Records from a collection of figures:
══════════════════════════════

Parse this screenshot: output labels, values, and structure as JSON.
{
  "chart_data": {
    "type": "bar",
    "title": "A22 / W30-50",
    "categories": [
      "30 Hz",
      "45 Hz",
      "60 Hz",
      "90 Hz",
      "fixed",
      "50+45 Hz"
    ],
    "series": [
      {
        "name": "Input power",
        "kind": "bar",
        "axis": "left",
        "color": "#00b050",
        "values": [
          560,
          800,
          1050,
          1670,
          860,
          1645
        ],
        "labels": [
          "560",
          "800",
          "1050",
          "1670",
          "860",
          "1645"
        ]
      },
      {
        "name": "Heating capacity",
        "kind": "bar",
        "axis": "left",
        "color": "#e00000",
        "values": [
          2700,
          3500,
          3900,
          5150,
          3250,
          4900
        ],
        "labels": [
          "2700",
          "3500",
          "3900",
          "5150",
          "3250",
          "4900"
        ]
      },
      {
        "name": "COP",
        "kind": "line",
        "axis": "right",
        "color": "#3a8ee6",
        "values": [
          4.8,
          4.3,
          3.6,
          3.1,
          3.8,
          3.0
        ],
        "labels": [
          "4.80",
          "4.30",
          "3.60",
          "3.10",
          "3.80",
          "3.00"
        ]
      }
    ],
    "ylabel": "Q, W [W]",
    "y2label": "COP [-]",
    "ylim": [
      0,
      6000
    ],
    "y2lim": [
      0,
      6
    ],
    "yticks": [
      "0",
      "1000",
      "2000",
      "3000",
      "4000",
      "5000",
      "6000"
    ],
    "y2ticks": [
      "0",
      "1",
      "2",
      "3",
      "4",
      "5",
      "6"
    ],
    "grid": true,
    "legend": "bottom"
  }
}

══════════════════════════════

• _Given exercise_
Recopy the whole listing exactly.

• _Output of the exercise_
Parse this screenshot: output labels, values, and structure as JSON.
{
  "chart_data": {
    "type": "bar",
    "title": "A22 / W30-50",
    "categories": [
      "30 Hz",
      "45 Hz",
      "60 Hz",
      "90 Hz",
      "fixed",
      "50+45 Hz"
    ],
    "series": [
      {
        "name": "Input power",
        "kind": "bar",
        "axis": "left",
        "color": "#00b050",
        "values": [
          560,
          800,
          1050,
          1670,
          860,
          1645
        ],
        "labels": [
          "560",
          "800",
          "1050",
          "1670",
          "860",
          "1645"
        ]
      },
      {
        "name": "Heating capacity",
        "kind": "bar",
        "axis": "left",
        "color": "#e00000",
        "values": [
          2700,
          3500,
          3900,
          5150,
          3250,
          4900
        ],
        "labels": [
          "2700",
          "3500",
          "3900",
          "5150",
          "3250",
          "4900"
        ]
      },
      {
        "name": "COP",
        "kind": "line",
        "axis": "right",
        "color": "#3a8ee6",
        "values": [
          4.8,
          4.3,
          3.6,
          3.1,
          3.8,
          3.0
        ],
        "labels": [
          "4.80",
          "4.30",
          "3.60",
          "3.10",
          "3.80",
          "3.00"
        ]
      }
    ],
    "ylabel": "Q, W [W]",
    "y2label": "COP [-]",
    "ylim": [
      0,
      6000
    ],
    "y2lim": [
      0,
      6
    ],
    "yticks": [
      "0",
      "1000",
      "2000",
      "3000",
      "4000",
      "5000",
      "6000"
    ],
    "y2ticks": [
      "0",
      "1",
      "2",
      "3",
      "4",
      "5",
      "6"
    ],
    "grid": true,
    "legend": "bottom"
  }
}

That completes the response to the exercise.